Element region listings
_ _ _

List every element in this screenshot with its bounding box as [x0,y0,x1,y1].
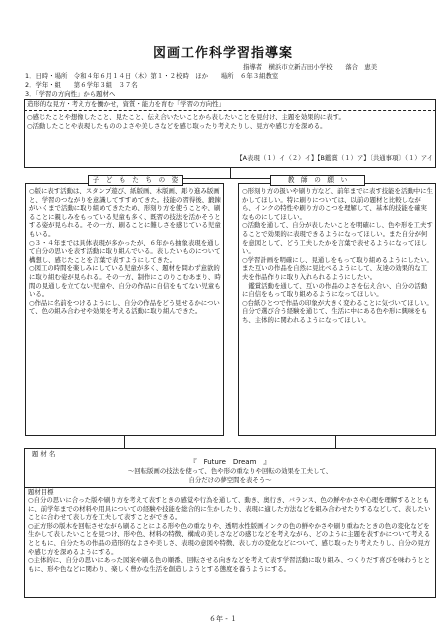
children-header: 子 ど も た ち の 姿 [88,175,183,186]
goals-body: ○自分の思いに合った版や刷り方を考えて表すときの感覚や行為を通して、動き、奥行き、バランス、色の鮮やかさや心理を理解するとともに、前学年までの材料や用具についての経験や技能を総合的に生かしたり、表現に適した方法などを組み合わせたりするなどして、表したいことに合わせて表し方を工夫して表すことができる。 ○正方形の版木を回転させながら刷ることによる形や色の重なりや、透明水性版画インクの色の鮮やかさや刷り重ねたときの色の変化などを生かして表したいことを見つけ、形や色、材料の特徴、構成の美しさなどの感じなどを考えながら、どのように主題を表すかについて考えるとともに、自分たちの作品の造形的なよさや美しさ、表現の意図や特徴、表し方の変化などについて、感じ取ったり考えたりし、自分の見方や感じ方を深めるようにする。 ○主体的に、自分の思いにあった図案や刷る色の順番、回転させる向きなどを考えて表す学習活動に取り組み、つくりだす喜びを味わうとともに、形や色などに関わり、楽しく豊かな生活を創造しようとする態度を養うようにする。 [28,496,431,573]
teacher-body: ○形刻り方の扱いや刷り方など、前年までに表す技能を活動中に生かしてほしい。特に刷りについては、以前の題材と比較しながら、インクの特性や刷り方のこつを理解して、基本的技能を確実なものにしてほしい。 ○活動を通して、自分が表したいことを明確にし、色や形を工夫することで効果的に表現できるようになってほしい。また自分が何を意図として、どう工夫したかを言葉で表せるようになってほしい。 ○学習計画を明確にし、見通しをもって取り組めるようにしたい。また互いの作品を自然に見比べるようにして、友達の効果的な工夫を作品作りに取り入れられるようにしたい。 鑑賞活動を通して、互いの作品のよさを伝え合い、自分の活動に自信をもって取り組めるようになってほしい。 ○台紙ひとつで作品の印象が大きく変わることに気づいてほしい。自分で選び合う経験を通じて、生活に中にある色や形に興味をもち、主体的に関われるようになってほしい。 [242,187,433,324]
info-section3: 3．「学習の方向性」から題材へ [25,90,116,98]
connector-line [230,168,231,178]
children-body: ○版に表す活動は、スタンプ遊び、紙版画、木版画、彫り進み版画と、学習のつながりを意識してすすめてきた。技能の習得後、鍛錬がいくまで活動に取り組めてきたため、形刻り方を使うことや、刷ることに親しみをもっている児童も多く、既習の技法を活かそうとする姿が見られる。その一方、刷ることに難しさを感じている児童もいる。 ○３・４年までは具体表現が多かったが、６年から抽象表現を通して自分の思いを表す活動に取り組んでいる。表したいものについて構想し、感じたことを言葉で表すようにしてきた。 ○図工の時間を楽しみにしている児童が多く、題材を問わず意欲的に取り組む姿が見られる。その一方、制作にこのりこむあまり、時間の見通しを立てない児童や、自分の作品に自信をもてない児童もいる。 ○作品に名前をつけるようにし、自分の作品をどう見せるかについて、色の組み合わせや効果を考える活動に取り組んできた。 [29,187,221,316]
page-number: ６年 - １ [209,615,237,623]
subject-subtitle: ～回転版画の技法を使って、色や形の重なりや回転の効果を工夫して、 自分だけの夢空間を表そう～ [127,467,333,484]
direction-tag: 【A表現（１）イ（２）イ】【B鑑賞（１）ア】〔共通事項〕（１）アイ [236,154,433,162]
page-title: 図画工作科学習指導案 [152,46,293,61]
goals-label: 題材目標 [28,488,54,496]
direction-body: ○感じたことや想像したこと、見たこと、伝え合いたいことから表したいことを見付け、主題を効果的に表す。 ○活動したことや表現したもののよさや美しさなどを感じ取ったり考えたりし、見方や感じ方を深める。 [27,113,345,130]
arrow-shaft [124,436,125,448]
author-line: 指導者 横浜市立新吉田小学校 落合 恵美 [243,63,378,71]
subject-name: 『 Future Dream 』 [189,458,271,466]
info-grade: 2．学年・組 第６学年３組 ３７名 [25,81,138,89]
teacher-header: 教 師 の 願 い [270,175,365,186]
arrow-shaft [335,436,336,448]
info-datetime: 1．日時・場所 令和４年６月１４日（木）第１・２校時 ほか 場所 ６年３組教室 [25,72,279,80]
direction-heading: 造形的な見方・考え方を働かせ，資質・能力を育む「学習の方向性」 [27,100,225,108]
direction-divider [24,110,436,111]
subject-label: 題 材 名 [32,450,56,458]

_ _ _

Write out every line of the records above as a JSON list of strings, one string per line, and skip any blank lines. Leave the pictures out of the list.

[
  "List every element in this screenshot with its bounding box as [x0,y0,x1,y1].",
  "children-header: 子 ど も た ち の 姿 [88,175,183,186]",
  "goals-body: ○自分の思いに合った版や刷り方を考えて表すときの感覚や行為を通して、動き、奥行き、バランス、色の鮮やかさや心理を理解するとともに、前学年までの材料や用具についての経験や技能を総合的に生かしたり、表現に適した方法などを組み合わせたりするなどして、表したいことに合わせて表し方を工夫して表すことができる。 ○正方形の版木を回転させながら刷ることによる形や色の重なりや、透明水性版画インクの色の鮮やかさや刷り重ねたときの色の変化などを生かして表したいことを見つけ、形や色、材料の特徴、構成の美しさなどの感じなどを考えながら、どのように主題を表すかについて考えるとともに、自分たちの作品の造形的なよさや美しさ、表現の意図や特徴、表し方の変化などについて、感じ取ったり考えたりし、自分の見方や感じ方を深めるようにする。 ○主体的に、自分の思いにあった図案や刷る色の順番、回転させる向きなどを考えて表す学習活動に取り組み、つくりだす喜びを味わうとともに、形や色などに関わり、楽しく豊かな生活を創造しようとする態度を養うようにする。 [28,496,431,573]",
  "teacher-body: ○形刻り方の扱いや刷り方など、前年までに表す技能を活動中に生かしてほしい。特に刷りについては、以前の題材と比較しながら、インクの特性や刷り方のこつを理解して、基本的技能を確実なものにしてほしい。 ○活動を通して、自分が表したいことを明確にし、色や形を工夫することで効果的に表現できるようになってほしい。また自分が何を意図として、どう工夫したかを言葉で表せるようになってほしい。 ○学習計画を明確にし、見通しをもって取り組めるようにしたい。また互いの作品を自然に見比べるようにして、友達の効果的な工夫を作品作りに取り入れられるようにしたい。 鑑賞活動を通して、互いの作品のよさを伝え合い、自分の活動に自信をもって取り組めるようになってほしい。 ○台紙ひとつで作品の印象が大きく変わることに気づいてほしい。自分で選び合う経験を通じて、生活に中にある色や形に興味をもち、主体的に関われるようになってほしい。 [242,187,433,324]",
  "info-section3: 3．「学習の方向性」から題材へ [25,90,116,98]",
  "connector-line [230,168,231,178]",
  "children-body: ○版に表す活動は、スタンプ遊び、紙版画、木版画、彫り進み版画と、学習のつながりを意識してすすめてきた。技能の習得後、鍛錬がいくまで活動に取り組めてきたため、形刻り方を使うことや、刷ることに親しみをもっている児童も多く、既習の技法を活かそうとする姿が見られる。その一方、刷ることに難しさを感じている児童もいる。 ○３・４年までは具体表現が多かったが、６年から抽象表現を通して自分の思いを表す活動に取り組んでいる。表したいものについて構想し、感じたことを言葉で表すようにしてきた。 ○図工の時間を楽しみにしている児童が多く、題材を問わず意欲的に取り組む姿が見られる。その一方、制作にこのりこむあまり、時間の見通しを立てない児童や、自分の作品に自信をもてない児童もいる。 ○作品に名前をつけるようにし、自分の作品をどう見せるかについて、色の組み合わせや効果を考える活動に取り組んできた。 [29,187,221,316]",
  "page-number: ６年 - １ [209,615,237,623]",
  "subject-subtitle: ～回転版画の技法を使って、色や形の重なりや回転の効果を工夫して、 自分だけの夢空間を表そう～ [127,467,333,484]",
  "direction-tag: 【A表現（１）イ（２）イ】【B鑑賞（１）ア】〔共通事項〕（１）アイ [236,154,433,162]",
  "page-title: 図画工作科学習指導案 [152,46,293,61]",
  "goals-label: 題材目標 [28,488,54,496]",
  "direction-body: ○感じたことや想像したこと、見たこと、伝え合いたいことから表したいことを見付け、主題を効果的に表す。 ○活動したことや表現したもののよさや美しさなどを感じ取ったり考えたりし、見方や感じ方を深める。 [27,113,345,130]",
  "arrow-shaft [124,436,125,448]",
  "author-line: 指導者 横浜市立新吉田小学校 落合 恵美 [243,63,378,71]",
  "subject-name: 『 Future Dream 』 [189,458,271,466]",
  "info-grade: 2．学年・組 第６学年３組 ３７名 [25,81,138,89]",
  "teacher-header: 教 師 の 願 い [270,175,365,186]",
  "arrow-shaft [335,436,336,448]",
  "info-datetime: 1．日時・場所 令和４年６月１４日（木）第１・２校時 ほか 場所 ６年３組教室 [25,72,279,80]",
  "direction-heading: 造形的な見方・考え方を働かせ，資質・能力を育む「学習の方向性」 [27,100,225,108]",
  "direction-divider [24,110,436,111]",
  "subject-label: 題 材 名 [32,450,56,458]"
]